Problem to work on -> The records that follow must be repeated verbatim, every one of them.

[Extracted data entries]

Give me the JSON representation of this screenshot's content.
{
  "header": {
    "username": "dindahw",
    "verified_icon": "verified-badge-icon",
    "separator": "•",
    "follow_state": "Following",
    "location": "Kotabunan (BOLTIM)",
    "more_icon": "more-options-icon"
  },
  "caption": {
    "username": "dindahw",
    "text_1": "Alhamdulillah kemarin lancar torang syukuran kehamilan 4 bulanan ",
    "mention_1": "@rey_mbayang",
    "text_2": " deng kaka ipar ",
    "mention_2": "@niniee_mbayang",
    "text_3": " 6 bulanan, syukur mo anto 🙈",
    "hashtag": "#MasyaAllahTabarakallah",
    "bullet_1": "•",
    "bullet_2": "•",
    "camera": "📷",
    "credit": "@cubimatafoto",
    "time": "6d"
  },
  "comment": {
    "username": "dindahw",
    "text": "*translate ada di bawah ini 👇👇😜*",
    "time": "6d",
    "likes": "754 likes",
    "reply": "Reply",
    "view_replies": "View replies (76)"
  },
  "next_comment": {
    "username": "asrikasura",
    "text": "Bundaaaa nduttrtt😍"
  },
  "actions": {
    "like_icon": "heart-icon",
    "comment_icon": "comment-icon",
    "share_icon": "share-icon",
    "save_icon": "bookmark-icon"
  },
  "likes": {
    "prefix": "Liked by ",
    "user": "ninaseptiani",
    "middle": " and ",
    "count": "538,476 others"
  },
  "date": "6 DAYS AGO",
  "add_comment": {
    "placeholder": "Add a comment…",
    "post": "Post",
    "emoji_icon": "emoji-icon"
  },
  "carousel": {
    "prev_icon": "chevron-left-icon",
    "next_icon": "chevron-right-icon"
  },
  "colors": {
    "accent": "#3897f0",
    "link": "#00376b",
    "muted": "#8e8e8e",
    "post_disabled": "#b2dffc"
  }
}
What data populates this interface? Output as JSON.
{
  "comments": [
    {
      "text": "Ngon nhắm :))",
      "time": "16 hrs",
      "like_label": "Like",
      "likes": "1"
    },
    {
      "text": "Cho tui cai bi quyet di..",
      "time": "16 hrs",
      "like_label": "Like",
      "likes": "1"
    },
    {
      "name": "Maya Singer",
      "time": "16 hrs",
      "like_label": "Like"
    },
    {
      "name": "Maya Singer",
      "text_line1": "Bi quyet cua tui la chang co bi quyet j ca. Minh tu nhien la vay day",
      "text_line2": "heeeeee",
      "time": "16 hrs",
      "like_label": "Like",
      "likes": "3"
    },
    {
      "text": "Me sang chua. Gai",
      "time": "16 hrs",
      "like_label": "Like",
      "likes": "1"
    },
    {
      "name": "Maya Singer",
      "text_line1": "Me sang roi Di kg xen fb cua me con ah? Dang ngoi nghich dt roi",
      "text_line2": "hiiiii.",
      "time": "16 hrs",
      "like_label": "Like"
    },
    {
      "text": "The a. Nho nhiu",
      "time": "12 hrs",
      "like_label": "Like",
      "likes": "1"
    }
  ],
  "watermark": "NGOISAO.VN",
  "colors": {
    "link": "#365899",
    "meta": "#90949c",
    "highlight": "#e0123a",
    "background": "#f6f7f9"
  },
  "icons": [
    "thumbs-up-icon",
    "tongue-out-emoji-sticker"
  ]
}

Written solution ->
Give me the JSON representation of this screenshot's content.
{
  "header": {
    "username": "dindahw",
    "verified_icon": "verified-badge-icon",
    "separator": "•",
    "follow_state": "Following",
    "location": "Kotabunan (BOLTIM)",
    "more_icon": "more-options-icon"
  },
  "caption": {
    "username": "dindahw",
    "text_1": "Alhamdulillah kemarin lancar torang syukuran kehamilan 4 bulanan ",
    "mention_1": "@rey_mbayang",
    "text_2": " deng kaka ipar ",
    "mention_2": "@niniee_mbayang",
    "text_3": " 6 bulanan, syukur mo anto 🙈",
    "hashtag": "#MasyaAllahTabarakallah",
    "bullet_1": "•",
    "bullet_2": "•",
    "camera": "📷",
    "credit": "@cubimatafoto",
    "time": "6d"
  },
  "comment": {
    "username": "dindahw",
    "text": "*translate ada di bawah ini 👇👇😜*",
    "time": "6d",
    "likes": "754 likes",
    "reply": "Reply",
    "view_replies": "View replies (76)"
  },
  "next_comment": {
    "username": "asrikasura",
    "text": "Bundaaaa nduttrtt😍"
  },
  "actions": {
    "like_icon": "heart-icon",
    "comment_icon": "comment-icon",
    "share_icon": "share-icon",
    "save_icon": "bookmark-icon"
  },
  "likes": {
    "prefix": "Liked by ",
    "user": "ninaseptiani",
    "middle": " and ",
    "count": "538,476 others"
  },
  "date": "6 DAYS AGO",
  "add_comment": {
    "placeholder": "Add a comment…",
    "post": "Post",
    "emoji_icon": "emoji-icon"
  },
  "carousel": {
    "prev_icon": "chevron-left-icon",
    "next_icon": "chevron-right-icon"
  },
  "colors": {
    "accent": "#3897f0",
    "link": "#00376b",
    "muted": "#8e8e8e",
    "post_disabled": "#b2dffc"
  }
}
What data populates this interface? Output as JSON.
{
  "comments": [
    {
      "text": "Ngon nhắm :))",
      "time": "16 hrs",
      "like_label": "Like",
      "likes": "1"
    },
    {
      "text": "Cho tui cai bi quyet di..",
      "time": "16 hrs",
      "like_label": "Like",
      "likes": "1"
    },
    {
      "name": "Maya Singer",
      "time": "16 hrs",
      "like_label": "Like"
    },
    {
      "name": "Maya Singer",
      "text_line1": "Bi quyet cua tui la chang co bi quyet j ca. Minh tu nhien la vay day",
      "text_line2": "heeeeee",
      "time": "16 hrs",
      "like_label": "Like",
      "likes": "3"
    },
    {
      "text": "Me sang chua. Gai",
      "time": "16 hrs",
      "like_label": "Like",
      "likes": "1"
    },
    {
      "name": "Maya Singer",
      "text_line1": "Me sang roi Di kg xen fb cua me con ah? Dang ngoi nghich dt roi",
      "text_line2": "hiiiii.",
      "time": "16 hrs",
      "like_label": "Like"
    },
    {
      "text": "The a. Nho nhiu",
      "time": "12 hrs",
      "like_label": "Like",
      "likes": "1"
    }
  ],
  "watermark": "NGOISAO.VN",
  "colors": {
    "link": "#365899",
    "meta": "#90949c",
    "highlight": "#e0123a",
    "background": "#f6f7f9"
  },
  "icons": [
    "thumbs-up-icon",
    "tongue-out-emoji-sticker"
  ]
}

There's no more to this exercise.